* **TASK PROMPT**
Copy out each line containing "Antonín" from the entries below.
─── PROVIDED ENTRIES
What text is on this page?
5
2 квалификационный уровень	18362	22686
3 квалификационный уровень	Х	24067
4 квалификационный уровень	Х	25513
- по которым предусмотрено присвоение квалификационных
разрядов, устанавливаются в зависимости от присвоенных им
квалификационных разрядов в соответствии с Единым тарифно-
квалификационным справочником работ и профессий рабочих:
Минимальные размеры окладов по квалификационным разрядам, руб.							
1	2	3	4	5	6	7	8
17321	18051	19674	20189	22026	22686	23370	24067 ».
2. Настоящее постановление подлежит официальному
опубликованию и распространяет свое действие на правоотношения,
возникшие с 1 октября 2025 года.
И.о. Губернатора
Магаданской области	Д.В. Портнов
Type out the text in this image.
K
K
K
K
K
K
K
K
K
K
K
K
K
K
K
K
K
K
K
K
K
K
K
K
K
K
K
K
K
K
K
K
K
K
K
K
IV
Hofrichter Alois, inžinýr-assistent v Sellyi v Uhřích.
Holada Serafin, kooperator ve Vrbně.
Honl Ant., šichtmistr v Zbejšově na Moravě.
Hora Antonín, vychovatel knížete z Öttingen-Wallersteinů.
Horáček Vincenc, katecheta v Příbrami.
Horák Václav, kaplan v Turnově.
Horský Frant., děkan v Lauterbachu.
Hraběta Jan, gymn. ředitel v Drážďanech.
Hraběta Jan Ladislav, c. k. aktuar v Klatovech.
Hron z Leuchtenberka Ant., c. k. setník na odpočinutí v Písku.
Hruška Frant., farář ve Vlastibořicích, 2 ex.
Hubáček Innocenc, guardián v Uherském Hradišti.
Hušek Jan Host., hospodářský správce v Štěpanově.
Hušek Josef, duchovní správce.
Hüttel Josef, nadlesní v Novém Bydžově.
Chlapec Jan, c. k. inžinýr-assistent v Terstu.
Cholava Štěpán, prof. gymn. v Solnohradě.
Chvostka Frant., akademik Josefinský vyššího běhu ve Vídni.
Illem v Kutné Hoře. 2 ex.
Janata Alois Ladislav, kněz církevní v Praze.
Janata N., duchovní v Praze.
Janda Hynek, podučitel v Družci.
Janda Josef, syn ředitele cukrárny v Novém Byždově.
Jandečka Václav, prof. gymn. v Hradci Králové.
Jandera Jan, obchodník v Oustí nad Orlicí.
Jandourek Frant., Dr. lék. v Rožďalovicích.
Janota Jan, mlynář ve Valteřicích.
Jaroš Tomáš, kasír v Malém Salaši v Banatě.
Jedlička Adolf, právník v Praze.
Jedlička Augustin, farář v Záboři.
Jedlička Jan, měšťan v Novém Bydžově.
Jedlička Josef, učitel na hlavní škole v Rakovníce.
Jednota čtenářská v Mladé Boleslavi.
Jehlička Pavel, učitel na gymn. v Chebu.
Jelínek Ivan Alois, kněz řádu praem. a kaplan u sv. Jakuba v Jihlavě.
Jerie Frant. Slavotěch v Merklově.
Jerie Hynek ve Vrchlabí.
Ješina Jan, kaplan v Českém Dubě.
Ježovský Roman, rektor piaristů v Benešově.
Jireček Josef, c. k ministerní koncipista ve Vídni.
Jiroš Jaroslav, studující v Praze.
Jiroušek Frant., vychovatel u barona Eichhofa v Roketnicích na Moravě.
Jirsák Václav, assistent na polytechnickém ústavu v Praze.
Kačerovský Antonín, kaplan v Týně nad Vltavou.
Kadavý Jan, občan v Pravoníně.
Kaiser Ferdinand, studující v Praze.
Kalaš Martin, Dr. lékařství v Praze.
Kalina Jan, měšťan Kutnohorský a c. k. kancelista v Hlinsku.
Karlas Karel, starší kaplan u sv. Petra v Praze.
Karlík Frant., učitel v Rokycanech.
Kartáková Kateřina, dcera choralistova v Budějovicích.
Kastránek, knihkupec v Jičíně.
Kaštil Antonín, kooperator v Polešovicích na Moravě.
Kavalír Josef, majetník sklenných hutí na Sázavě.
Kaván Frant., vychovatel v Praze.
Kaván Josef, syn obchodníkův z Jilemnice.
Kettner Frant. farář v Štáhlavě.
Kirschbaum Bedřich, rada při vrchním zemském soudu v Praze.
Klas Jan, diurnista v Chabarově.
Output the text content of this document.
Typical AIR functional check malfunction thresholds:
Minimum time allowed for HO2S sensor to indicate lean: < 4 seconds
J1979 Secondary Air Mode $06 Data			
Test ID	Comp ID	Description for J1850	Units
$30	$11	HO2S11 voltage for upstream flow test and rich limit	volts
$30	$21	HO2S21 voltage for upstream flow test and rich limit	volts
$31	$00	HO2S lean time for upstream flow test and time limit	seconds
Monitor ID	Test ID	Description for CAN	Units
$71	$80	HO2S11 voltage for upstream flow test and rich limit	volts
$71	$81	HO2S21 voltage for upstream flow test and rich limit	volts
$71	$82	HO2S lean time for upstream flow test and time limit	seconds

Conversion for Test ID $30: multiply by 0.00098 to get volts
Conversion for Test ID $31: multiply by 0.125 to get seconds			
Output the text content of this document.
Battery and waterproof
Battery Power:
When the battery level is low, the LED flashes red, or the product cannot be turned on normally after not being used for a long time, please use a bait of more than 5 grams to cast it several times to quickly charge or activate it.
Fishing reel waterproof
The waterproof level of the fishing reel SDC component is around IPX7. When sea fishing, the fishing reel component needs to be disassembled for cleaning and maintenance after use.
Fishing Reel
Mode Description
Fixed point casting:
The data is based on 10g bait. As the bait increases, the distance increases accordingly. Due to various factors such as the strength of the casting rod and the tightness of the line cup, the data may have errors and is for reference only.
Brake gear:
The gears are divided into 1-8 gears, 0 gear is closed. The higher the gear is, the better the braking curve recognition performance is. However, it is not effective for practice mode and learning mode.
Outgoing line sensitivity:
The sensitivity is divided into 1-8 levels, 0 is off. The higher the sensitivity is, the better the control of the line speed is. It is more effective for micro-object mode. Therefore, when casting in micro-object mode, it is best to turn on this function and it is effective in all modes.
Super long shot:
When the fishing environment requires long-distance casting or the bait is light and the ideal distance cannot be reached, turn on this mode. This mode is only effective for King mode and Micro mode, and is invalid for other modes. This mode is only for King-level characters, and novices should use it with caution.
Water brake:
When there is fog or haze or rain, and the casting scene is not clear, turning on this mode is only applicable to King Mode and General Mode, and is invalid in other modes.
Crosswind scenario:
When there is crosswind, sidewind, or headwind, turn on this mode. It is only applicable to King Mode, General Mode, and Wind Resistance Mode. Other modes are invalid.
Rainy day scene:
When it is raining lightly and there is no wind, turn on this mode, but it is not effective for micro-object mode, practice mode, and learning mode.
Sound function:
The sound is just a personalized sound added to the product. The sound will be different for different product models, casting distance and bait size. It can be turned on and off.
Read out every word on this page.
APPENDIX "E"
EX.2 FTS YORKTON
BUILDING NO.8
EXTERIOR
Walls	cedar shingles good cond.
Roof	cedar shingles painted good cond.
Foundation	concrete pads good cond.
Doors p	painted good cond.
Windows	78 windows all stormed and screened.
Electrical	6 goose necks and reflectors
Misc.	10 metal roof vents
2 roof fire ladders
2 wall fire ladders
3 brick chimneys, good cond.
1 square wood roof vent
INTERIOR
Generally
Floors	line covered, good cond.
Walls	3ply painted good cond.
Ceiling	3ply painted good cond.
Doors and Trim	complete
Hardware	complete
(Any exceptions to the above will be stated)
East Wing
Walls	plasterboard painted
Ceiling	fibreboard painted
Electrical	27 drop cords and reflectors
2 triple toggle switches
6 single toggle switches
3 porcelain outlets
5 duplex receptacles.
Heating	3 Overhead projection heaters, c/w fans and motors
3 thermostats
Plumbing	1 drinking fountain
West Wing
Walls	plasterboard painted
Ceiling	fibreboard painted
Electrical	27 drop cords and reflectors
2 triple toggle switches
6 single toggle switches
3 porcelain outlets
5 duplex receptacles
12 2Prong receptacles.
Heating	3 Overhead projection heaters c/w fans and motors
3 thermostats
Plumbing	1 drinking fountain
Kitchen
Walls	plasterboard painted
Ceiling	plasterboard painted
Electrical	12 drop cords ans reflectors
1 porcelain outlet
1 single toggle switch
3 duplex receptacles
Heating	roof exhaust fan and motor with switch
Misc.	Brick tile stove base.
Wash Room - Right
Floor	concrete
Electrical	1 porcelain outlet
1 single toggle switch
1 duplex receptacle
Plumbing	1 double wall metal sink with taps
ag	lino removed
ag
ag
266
──────
* **ANSWER TO THIS TASK**
Hora Antonín, vychovatel knížete z Öttingen-Wallersteinů.
Kačerovský Antonín, kaplan v Týně nad Vltavou.
Kaštil Antonín, kooperator v Polešovicích na Moravě.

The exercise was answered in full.